◆ **Page excerpt**:
=-=-=

    The problem with adverbs is that some people rely heavily upon them. “She moved swiftly into the space” sounds good until you realise that it is a direction – how does she move, yes swiftly but by what means? Does she ride a broomstick? Walk? Glide? Float? Run? Of course, when the character moves slowly do they walk slothfully, skulkingly (versus skulking – and no it isn’t in the spell checker but it is a proper formation), dawdle etc. ? How much more powerful and evocative are the instructions when they use better words?

    Most times a first draft is the narrator’s voice for all characters and for all directions and it is almost a spewing forth of ideas and images that must be, and should be reworked on subsequent drafts. Different people have different ways of working their drafts and there are numerous articles on the subject. Unfortunately, some writers in their attempts to bring their imaginations to life on a page forget that they are creating an imaginary world which must be as specific as possible to allow others to enter that world both on paper and when it is being read for performance by the ‘Creatives’ and the Technicians. They also forget that different voices emerge in the telling (over the course of the drafting process) at different times and rarely all at once.

    As for passive versus active voice in the telling of stories, even academic papers tend to favour an active voice in the arts and humanities whilst the sciences and maths prefer a passive one as theirs is the province of report writing. This doesn’t mean that all sentences are of the same length and of the same structure. There is still a good selection of sentence structures available for the active voice even if it is loosely based on “The cat sat on the mat.” Note the cat is the subject doing the action and the mat is the object having the action done to it. Somehow ‘The mat was sat upon by the cat” doesn’t seem to work as well except in screenwriting where you appear to be telling the reader that you see the mat as having the more important role – the close-up and the focus of the shot with the cat walking over to it and sitting down on it.
=-=-=
◆ **Supplied material**:
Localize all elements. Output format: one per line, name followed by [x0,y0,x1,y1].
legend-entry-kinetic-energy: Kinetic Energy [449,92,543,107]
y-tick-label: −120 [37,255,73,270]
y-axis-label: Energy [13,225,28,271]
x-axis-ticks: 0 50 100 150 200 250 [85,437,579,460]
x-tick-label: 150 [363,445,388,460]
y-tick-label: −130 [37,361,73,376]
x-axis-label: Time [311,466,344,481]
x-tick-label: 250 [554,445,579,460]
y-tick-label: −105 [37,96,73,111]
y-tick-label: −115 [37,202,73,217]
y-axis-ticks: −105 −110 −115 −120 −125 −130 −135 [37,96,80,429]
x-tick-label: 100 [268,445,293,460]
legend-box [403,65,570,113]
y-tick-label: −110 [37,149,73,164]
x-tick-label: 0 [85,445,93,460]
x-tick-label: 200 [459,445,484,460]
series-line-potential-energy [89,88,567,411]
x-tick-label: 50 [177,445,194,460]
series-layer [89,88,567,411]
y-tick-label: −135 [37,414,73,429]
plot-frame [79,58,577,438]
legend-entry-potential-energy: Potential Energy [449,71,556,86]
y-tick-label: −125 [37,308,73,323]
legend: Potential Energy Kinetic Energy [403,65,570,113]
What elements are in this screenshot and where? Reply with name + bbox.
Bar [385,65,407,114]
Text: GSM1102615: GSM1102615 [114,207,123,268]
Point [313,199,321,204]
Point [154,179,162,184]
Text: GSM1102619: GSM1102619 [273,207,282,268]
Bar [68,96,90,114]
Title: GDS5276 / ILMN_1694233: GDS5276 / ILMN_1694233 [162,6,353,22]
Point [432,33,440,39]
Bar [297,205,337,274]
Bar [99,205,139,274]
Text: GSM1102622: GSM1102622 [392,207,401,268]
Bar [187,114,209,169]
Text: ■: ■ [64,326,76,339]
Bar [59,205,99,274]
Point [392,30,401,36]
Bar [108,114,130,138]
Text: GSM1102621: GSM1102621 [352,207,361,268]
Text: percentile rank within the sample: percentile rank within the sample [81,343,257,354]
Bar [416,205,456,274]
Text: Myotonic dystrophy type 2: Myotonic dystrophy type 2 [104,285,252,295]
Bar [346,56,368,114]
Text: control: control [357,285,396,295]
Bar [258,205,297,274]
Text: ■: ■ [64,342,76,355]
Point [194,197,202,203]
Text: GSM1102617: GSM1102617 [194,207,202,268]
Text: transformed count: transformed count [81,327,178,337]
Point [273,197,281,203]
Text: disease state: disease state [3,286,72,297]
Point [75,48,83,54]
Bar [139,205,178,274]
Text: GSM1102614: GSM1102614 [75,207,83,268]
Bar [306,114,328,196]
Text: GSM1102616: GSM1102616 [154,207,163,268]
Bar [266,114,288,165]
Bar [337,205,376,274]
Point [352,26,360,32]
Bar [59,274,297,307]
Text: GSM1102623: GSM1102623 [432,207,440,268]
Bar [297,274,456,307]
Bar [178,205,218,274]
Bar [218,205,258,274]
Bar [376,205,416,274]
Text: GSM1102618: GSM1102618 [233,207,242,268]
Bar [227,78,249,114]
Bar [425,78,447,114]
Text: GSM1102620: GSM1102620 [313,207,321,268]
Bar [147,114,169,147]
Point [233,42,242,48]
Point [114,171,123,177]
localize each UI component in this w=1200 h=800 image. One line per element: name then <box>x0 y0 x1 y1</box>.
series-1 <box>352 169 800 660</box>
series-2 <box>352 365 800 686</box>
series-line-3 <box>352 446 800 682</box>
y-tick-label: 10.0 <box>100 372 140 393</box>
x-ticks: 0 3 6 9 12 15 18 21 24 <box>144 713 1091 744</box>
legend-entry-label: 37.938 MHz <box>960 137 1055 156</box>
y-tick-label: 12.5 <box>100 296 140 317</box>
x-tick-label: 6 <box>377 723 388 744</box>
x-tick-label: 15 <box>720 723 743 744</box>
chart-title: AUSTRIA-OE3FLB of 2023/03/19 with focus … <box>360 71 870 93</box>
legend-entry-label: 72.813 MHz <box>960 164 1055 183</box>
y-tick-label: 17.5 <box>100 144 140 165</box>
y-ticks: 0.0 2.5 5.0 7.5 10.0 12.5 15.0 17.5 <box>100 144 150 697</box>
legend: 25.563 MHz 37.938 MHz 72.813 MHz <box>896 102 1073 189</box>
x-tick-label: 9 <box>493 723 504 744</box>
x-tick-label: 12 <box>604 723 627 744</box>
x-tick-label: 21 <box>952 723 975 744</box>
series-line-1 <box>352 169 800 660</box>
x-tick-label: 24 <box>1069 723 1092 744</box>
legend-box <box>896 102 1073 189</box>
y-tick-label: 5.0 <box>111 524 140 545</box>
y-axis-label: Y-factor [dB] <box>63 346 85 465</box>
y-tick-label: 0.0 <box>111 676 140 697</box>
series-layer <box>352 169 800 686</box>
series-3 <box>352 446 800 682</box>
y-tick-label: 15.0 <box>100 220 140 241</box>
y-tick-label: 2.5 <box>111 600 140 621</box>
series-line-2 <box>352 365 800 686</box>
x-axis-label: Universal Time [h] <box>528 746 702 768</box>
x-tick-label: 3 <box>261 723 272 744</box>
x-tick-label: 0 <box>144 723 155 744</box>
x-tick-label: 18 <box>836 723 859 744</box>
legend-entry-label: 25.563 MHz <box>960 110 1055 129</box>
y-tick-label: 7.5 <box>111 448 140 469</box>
=-=-=
◆ **What is needed**: Retype the stretch of the passage on adverbs and voice in writing from "Most times a" through "all at once.", keeping every word and mark unchanged.

◆ **Solution**:
Most times a first draft is the narrator’s voice for all characters and for all directions and it is almost a spewing forth of ideas and images that must be, and should be reworked on subsequent drafts. Different people have different ways of working their drafts and there are numerous articles on the subject. Unfortunately, some writers in their attempts to bring their imaginations to life on a page forget that they are creating an imaginary world which must be as specific as possible to allow others to enter that world both on paper and when it is being read for performance by the ‘Creatives’ and the Technicians. They also forget that different voices emerge in the telling (over the course of the drafting process) at different times and rarely all at once.